For the listing below, give the number of lines in which "text" occurs. Add nothing.

>> Start PROVIDED RECORDS

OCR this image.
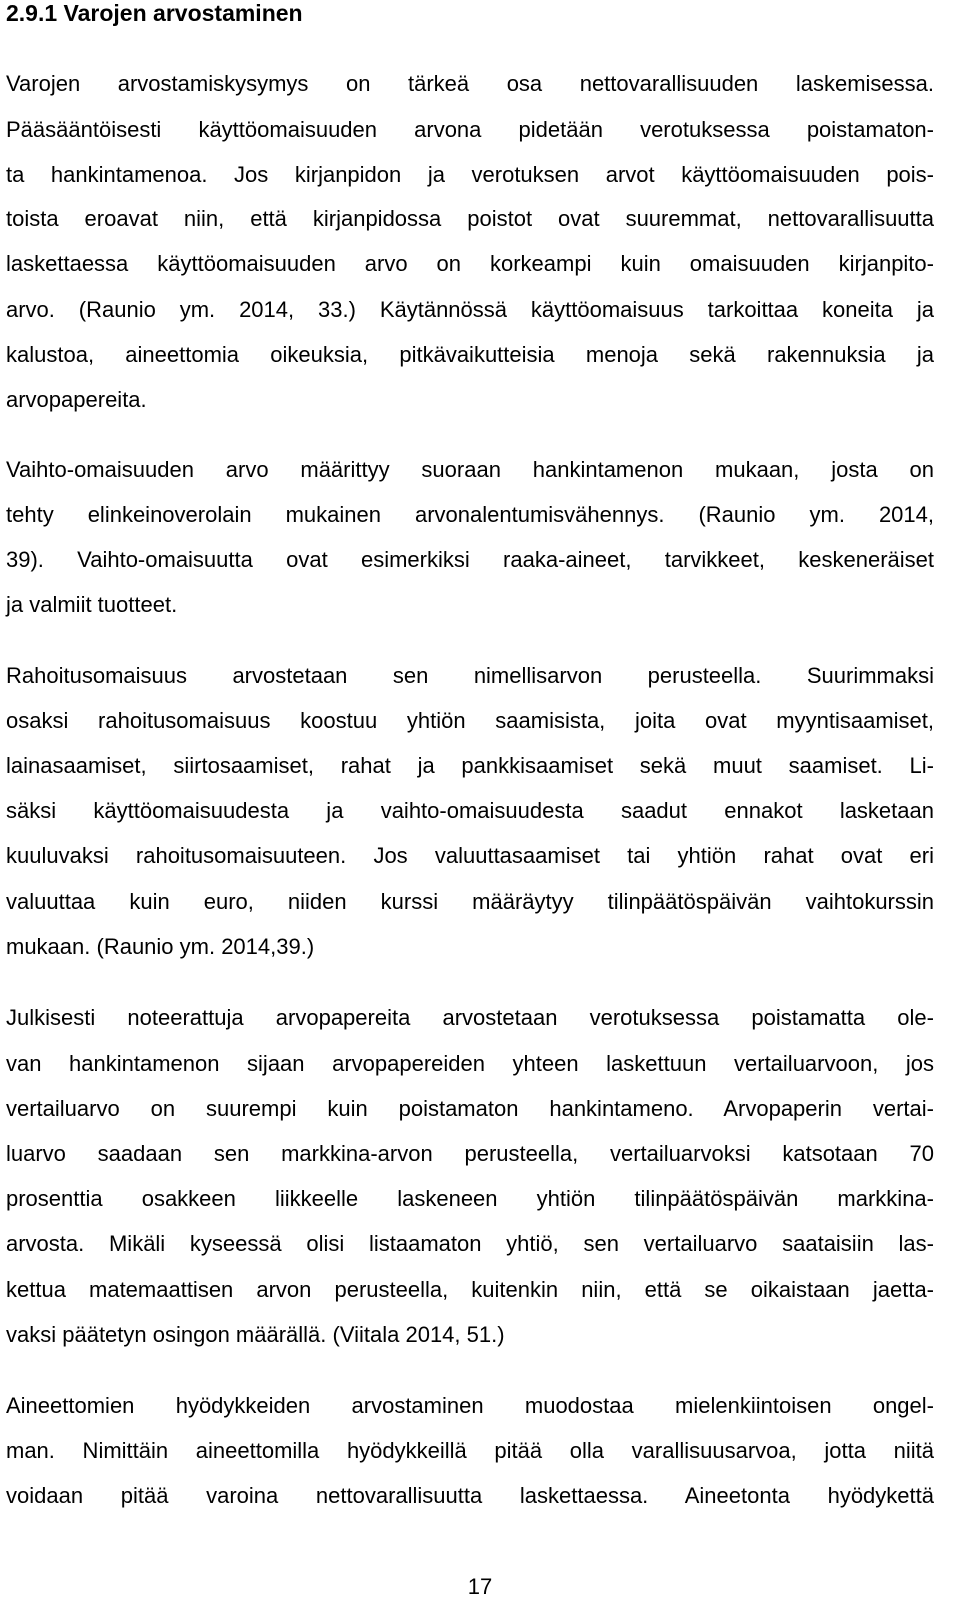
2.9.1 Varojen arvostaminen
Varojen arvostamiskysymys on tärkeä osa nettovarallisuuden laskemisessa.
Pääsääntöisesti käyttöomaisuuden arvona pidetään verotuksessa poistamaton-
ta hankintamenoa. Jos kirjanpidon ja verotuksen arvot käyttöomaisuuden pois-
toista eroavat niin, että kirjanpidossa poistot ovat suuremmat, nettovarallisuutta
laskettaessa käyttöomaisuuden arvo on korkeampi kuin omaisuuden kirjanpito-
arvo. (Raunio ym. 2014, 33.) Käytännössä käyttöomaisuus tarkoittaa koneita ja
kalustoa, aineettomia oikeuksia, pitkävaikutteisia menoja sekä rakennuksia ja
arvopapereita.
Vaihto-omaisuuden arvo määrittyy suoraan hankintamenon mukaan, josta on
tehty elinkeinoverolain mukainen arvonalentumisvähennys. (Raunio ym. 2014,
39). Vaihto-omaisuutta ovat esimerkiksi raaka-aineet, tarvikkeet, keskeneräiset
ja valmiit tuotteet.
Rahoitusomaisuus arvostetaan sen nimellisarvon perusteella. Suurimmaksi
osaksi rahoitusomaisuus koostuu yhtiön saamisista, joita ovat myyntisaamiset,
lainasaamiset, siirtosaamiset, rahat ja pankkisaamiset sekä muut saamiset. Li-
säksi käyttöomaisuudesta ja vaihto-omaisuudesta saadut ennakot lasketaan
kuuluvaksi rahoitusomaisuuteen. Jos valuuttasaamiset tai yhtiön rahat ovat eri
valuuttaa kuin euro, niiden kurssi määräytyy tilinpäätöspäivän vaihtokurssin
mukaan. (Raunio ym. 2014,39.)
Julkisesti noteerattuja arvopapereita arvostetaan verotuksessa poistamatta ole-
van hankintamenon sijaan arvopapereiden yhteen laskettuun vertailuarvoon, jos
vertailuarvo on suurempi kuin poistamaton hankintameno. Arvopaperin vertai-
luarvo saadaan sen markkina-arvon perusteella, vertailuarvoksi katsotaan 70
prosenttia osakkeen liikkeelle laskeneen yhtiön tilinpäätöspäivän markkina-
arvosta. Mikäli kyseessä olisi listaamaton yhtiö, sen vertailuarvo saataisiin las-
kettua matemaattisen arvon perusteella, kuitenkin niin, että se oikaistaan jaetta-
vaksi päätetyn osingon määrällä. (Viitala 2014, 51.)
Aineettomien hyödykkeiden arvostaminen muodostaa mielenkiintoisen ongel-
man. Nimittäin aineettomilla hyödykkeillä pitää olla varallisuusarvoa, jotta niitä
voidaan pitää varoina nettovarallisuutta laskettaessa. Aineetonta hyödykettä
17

>> End PROVIDED RECORDS
>> Start PROVIDED RECORDS

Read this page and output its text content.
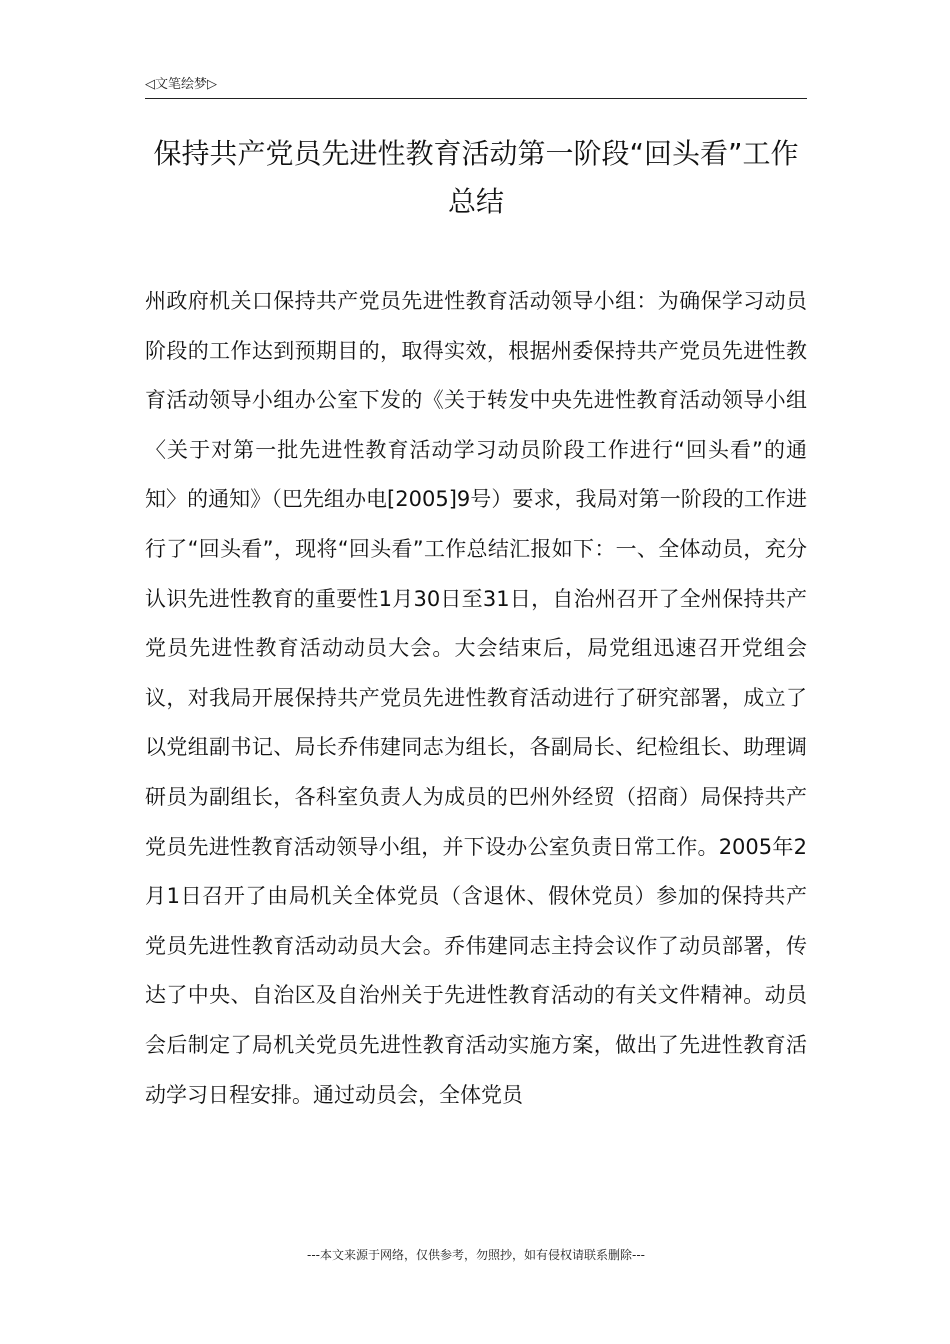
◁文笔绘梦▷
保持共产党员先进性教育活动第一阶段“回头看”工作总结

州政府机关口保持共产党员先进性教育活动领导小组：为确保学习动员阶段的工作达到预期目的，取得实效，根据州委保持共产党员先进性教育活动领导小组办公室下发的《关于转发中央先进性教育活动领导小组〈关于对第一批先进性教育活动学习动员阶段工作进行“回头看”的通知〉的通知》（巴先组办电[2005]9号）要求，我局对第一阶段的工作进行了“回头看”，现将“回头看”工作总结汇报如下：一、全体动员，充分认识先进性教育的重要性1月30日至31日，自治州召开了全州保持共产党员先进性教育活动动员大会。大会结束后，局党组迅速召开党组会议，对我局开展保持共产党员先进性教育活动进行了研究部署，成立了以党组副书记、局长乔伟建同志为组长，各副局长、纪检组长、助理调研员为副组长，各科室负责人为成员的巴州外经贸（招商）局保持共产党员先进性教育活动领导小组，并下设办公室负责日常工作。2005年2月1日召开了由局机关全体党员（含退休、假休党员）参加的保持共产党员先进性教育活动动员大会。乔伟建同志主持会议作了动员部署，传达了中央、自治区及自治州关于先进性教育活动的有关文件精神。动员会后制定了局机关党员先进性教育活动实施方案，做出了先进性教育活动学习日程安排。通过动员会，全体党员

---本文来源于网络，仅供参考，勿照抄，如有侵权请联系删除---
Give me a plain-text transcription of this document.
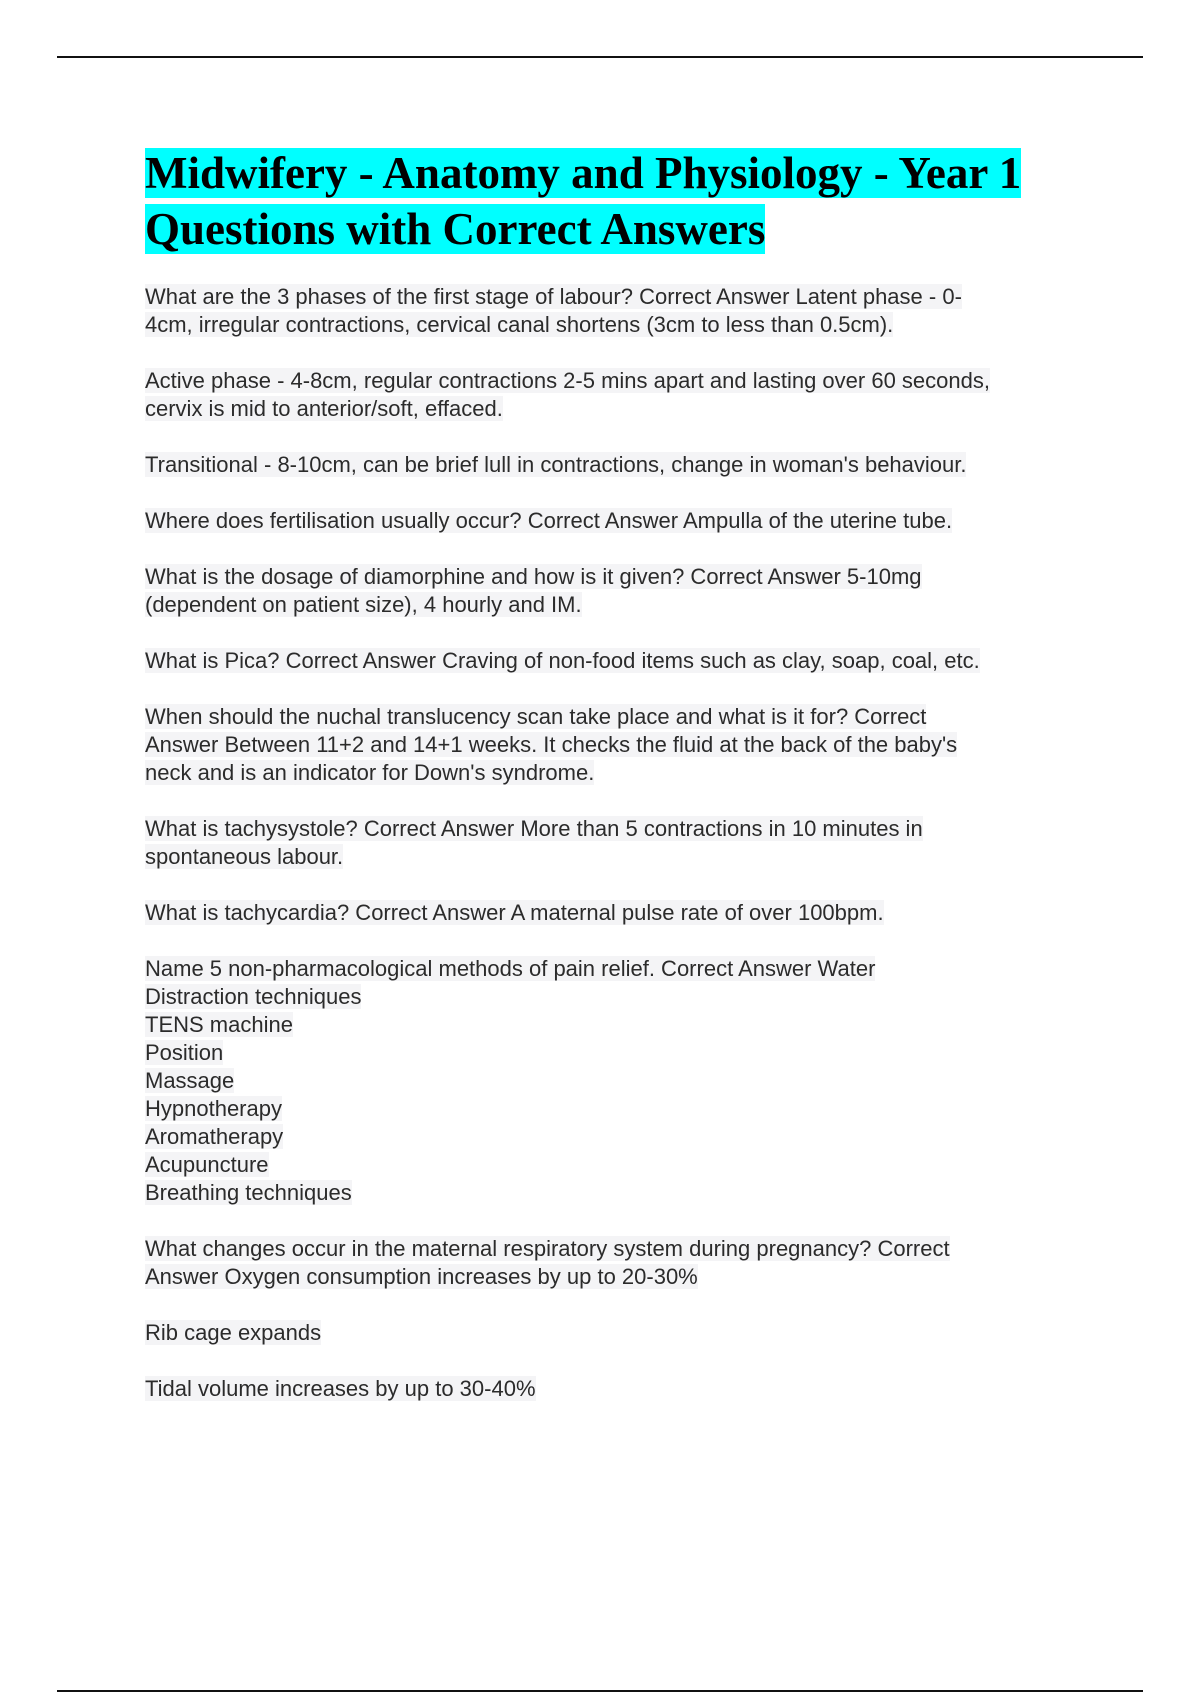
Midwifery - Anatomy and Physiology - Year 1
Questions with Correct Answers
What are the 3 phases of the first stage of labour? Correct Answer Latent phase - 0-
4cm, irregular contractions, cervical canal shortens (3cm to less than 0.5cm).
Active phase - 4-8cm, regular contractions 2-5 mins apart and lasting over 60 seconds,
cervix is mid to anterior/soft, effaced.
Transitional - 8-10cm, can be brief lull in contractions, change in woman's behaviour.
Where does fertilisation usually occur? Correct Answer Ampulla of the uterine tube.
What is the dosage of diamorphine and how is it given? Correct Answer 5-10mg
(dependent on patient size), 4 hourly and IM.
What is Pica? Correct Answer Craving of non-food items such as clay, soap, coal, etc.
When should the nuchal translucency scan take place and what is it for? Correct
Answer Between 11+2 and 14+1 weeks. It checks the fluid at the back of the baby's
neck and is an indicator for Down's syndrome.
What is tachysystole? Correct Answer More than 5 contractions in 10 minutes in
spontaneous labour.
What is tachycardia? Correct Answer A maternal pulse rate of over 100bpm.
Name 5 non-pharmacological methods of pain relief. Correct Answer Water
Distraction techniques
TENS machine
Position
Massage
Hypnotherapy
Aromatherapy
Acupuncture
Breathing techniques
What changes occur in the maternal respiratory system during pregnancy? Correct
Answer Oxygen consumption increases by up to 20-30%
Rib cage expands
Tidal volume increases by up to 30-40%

>> End PROVIDED RECORDS

◆ **SOLUTION TO THE EXERCISE**:
2